What this exercise asks -
A. According to the profile of John William Ronald Illangakoon, who preceded him as Attorney General of Ceylon?
B. Using the profile of John William Ronald Illangakoon, say whether each statement agrees with it: (i) He was born on 16 August 1894. (ii) Arthur Wijewardena preceded him as Solicitor General of Ceylon. (iii) He was the 25th Attorney General of Ceylon.
C. Set down the passage of the profile of John William Ronald Illangakoon that begins at the words "Ceylonese lawyer (1894–1982)" and stops after "General of Ceylon.", without changing anything.

Passage given -
* * *

25th Attorney General of Ceylon
- In office 1 October 1936 – 1942
- Governor: Reginald E. Stubbs Andrew Caldecott
- Preceded by: John Curtois Howard
- Succeeded by: Manikku Wadumestri Hendrick de Silva

11th Solicitor General of Ceylon
- In office 1935–1935
- Governor General: Reginald E. Stubbs
- Preceded by: L. M. D. de Silva
- Succeeded by: Arthur Wijewardena

Personal details
- Born: 16 August 1894
- Died: 1982 (aged 87–88)

= John William Ronald Illangakoon =

Ceylonese lawyer (1894–1982)

John William Ronald Ilangakoon, KC (16 August 1894 – 1982) was a Ceylonese lawyer. He was the 25th Attorney General of Ceylon and 11th Solicitor General of Ceylon.

* * *

Dataset records -
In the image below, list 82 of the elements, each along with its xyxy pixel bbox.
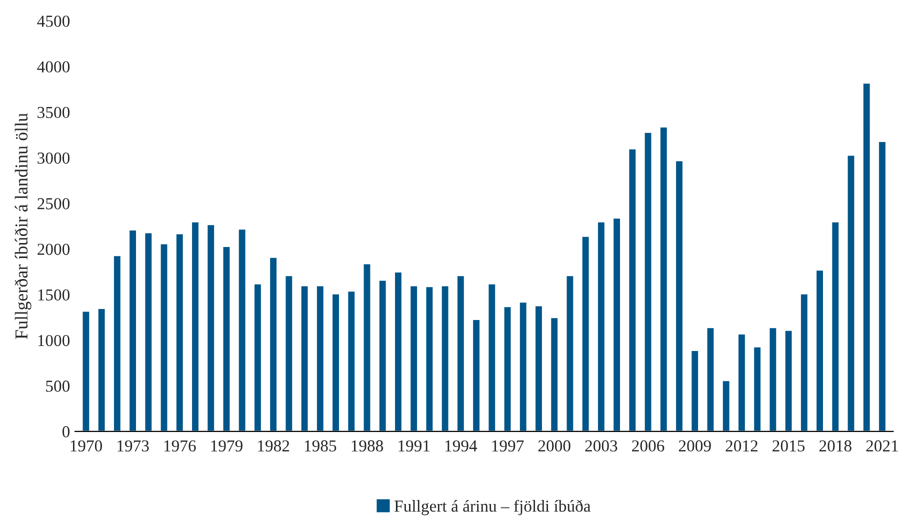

* * *

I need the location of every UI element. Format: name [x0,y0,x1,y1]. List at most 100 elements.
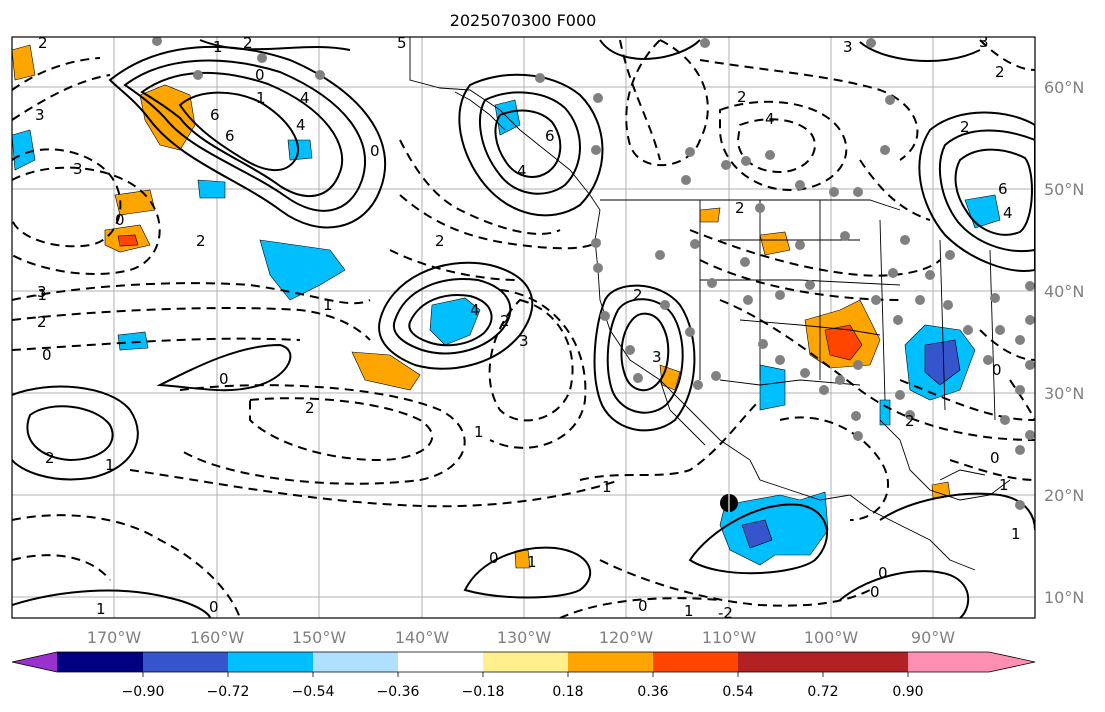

* * *

Worked answers -
A. John Curtois Howard

B.
(i) Yes: "Born: 16 August 1894"
(ii) No: "Preceded by: L. M. D. de Silva"
(iii) Yes: "He was the 25th Attorney General of Ceylon"

C.
Ceylonese lawyer (1894–1982)

John William Ronald Ilangakoon, KC (16 August 1894 – 1982) was a Ceylonese lawyer. He was the 25th Attorney General of Ceylon and 11th Solicitor General of Ceylon.